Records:

= = = = =

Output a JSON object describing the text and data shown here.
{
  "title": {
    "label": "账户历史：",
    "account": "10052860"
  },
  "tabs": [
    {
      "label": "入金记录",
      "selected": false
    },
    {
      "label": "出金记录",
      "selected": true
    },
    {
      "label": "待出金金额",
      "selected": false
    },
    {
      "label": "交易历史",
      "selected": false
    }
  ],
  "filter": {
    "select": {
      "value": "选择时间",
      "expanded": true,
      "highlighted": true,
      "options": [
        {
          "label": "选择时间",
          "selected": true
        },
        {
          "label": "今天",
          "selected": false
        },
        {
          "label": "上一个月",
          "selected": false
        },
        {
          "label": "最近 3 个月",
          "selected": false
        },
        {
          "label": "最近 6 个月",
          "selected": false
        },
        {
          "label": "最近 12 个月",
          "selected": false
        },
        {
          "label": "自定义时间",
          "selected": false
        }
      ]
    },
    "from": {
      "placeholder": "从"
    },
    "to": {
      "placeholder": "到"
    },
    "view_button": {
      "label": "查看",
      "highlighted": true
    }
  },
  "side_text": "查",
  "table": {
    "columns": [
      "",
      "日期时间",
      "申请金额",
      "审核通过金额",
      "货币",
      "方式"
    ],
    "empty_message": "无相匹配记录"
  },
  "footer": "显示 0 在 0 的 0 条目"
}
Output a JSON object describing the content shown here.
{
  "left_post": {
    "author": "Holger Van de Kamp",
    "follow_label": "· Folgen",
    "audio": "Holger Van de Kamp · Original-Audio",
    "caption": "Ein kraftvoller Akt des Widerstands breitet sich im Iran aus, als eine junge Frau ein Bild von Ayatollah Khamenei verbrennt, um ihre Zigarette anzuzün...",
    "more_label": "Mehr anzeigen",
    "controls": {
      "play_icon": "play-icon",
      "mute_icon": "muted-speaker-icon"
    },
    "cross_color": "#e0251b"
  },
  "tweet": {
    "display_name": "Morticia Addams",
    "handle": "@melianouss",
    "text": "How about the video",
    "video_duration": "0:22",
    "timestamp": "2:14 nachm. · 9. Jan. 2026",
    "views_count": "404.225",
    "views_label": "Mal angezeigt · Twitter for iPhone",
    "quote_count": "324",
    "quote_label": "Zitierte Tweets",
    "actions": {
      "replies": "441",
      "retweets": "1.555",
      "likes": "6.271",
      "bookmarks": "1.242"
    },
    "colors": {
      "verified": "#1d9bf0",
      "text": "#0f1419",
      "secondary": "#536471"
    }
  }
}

= = = = =

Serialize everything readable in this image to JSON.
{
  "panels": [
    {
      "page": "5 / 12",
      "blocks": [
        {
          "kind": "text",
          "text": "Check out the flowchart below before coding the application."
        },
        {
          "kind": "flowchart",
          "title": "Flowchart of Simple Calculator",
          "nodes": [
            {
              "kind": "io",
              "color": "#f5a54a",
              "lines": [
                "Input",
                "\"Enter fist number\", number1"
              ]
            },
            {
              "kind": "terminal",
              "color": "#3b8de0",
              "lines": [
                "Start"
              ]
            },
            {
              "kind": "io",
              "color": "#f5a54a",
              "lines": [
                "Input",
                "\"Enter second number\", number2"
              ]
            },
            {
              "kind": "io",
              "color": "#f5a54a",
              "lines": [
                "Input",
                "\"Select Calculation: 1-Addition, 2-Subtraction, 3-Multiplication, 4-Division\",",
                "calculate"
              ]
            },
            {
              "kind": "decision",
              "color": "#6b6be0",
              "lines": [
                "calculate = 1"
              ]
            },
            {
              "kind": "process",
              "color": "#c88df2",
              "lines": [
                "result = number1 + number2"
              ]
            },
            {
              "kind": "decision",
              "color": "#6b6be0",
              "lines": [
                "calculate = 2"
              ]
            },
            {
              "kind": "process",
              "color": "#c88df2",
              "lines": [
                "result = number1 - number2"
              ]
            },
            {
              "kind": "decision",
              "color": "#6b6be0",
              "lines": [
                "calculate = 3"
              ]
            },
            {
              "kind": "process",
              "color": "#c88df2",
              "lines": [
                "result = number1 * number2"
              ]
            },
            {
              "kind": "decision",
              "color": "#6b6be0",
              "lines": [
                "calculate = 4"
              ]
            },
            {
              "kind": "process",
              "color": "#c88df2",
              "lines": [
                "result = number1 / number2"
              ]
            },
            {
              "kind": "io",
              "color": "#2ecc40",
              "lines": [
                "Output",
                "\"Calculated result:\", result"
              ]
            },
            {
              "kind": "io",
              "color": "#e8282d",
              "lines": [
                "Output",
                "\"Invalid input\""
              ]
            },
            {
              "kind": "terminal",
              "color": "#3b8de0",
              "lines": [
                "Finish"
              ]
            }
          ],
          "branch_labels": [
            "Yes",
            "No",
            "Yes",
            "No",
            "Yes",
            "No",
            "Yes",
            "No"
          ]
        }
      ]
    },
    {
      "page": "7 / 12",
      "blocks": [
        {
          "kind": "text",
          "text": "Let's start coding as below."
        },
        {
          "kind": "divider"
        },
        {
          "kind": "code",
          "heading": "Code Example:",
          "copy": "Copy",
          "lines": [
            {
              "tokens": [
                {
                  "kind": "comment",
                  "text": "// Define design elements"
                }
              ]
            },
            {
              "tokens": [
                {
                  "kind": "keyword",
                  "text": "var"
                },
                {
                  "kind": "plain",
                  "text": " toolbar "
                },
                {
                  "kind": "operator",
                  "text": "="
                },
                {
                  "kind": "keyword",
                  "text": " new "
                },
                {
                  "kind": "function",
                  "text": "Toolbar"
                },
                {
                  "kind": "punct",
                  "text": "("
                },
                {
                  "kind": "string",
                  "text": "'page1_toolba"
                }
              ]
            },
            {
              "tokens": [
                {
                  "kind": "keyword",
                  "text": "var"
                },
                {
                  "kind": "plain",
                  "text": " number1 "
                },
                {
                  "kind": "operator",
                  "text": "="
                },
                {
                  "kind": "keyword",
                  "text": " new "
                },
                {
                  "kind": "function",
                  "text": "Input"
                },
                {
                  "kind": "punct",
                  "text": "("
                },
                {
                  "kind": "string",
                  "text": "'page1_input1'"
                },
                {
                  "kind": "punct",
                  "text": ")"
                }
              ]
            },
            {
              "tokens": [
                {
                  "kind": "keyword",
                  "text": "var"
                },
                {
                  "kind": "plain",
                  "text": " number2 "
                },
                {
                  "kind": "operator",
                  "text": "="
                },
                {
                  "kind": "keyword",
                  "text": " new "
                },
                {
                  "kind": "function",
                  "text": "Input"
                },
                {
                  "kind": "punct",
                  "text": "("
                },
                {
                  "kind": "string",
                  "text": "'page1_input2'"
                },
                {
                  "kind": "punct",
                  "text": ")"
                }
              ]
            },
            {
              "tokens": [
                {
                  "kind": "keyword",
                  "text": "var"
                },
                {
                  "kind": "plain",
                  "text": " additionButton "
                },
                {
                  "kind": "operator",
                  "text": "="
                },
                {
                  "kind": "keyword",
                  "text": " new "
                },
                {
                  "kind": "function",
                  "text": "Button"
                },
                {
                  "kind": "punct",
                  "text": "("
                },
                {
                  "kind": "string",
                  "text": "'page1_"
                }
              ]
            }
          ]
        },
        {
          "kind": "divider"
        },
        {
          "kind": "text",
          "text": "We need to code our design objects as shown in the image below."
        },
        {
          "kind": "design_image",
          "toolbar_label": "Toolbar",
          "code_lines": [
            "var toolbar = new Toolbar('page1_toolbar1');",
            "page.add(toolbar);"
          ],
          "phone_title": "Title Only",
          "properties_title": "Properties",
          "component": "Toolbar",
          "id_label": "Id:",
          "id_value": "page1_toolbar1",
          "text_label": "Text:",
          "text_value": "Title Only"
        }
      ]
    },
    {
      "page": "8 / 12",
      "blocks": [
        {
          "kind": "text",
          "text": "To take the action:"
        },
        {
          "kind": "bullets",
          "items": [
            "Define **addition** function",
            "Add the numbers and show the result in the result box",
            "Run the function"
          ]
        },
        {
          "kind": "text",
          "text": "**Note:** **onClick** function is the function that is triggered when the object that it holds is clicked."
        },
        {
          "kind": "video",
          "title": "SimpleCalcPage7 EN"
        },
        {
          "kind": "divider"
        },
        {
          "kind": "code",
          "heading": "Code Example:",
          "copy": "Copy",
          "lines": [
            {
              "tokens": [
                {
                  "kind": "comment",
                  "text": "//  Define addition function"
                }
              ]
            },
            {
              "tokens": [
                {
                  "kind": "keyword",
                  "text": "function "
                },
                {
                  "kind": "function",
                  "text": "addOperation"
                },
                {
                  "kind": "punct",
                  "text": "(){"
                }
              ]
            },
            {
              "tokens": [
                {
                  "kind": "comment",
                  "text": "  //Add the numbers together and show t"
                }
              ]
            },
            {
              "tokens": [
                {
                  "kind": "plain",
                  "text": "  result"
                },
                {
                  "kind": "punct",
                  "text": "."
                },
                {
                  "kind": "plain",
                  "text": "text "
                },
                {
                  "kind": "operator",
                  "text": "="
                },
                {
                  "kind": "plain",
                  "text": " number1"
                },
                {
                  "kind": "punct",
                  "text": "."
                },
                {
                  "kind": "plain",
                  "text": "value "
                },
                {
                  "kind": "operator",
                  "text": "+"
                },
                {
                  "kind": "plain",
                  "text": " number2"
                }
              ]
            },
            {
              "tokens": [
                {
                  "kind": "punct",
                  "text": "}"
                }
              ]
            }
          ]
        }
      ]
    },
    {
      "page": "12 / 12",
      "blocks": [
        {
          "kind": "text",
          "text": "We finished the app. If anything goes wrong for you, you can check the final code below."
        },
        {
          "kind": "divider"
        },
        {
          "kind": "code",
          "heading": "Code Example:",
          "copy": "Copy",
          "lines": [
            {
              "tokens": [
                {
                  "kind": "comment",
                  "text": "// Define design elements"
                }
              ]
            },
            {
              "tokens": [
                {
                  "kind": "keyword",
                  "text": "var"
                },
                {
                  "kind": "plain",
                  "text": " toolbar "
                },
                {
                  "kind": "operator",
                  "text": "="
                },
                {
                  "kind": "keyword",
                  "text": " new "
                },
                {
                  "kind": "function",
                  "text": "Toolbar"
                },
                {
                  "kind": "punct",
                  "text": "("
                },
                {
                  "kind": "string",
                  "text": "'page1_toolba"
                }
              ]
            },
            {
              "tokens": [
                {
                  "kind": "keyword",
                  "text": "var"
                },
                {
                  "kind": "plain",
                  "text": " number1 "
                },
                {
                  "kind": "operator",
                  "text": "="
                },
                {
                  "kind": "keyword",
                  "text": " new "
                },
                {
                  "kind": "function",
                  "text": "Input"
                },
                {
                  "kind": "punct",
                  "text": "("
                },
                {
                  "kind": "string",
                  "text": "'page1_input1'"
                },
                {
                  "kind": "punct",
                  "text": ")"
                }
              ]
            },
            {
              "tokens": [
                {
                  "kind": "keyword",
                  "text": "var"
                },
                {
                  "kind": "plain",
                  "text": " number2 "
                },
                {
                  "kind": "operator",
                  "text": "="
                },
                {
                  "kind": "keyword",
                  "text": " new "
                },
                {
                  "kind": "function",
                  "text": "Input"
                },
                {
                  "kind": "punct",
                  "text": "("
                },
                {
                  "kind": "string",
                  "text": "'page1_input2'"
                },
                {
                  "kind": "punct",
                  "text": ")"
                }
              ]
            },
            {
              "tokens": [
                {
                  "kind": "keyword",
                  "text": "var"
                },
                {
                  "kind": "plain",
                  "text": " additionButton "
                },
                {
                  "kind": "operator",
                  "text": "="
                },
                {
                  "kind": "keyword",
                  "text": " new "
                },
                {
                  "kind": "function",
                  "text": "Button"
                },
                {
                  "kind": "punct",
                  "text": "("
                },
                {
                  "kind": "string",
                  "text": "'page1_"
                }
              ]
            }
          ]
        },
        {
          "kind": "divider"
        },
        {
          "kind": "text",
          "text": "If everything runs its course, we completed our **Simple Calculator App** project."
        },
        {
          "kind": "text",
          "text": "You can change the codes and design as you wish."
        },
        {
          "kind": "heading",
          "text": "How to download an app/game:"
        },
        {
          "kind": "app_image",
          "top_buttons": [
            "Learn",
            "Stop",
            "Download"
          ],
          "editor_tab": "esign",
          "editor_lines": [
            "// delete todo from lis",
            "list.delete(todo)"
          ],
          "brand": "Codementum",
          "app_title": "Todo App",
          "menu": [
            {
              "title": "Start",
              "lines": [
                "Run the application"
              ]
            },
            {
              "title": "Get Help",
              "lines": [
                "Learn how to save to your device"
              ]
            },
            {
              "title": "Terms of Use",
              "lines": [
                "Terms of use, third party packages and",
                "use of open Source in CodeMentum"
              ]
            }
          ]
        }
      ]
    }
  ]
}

= = = = =

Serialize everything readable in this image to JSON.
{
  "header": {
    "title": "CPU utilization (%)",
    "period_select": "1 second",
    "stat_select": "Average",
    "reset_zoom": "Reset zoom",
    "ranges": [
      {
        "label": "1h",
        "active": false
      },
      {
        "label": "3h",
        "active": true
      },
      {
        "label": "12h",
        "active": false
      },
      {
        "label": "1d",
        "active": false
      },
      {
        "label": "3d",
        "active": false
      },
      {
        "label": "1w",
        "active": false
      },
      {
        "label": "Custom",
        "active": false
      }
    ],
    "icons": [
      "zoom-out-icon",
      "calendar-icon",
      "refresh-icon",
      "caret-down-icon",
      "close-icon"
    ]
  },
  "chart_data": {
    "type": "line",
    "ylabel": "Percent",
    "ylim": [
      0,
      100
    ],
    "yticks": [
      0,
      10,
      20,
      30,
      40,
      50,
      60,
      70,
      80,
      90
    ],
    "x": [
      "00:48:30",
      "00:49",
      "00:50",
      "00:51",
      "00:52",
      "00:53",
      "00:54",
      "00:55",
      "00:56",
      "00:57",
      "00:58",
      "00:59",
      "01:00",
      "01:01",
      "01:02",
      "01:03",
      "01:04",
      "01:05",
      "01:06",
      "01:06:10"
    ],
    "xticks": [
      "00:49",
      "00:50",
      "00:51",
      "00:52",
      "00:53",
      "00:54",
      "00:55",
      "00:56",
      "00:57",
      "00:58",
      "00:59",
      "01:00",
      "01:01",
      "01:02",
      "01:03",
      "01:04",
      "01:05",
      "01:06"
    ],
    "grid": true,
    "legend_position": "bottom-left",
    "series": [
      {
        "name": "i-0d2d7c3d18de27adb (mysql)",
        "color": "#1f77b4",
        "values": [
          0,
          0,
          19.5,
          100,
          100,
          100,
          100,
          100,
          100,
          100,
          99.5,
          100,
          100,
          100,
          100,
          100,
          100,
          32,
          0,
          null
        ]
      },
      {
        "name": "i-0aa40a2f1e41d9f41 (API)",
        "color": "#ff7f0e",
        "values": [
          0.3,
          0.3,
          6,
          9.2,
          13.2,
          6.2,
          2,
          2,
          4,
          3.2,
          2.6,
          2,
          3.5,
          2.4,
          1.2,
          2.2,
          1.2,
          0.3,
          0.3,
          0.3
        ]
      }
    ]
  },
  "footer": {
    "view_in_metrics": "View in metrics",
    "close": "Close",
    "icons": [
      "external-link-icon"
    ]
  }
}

= = = = =

• **TASK PROMPT**
Tally the lines of the material above that contain the word "below" and report the total alone.

• **CORRECT RESULT**
4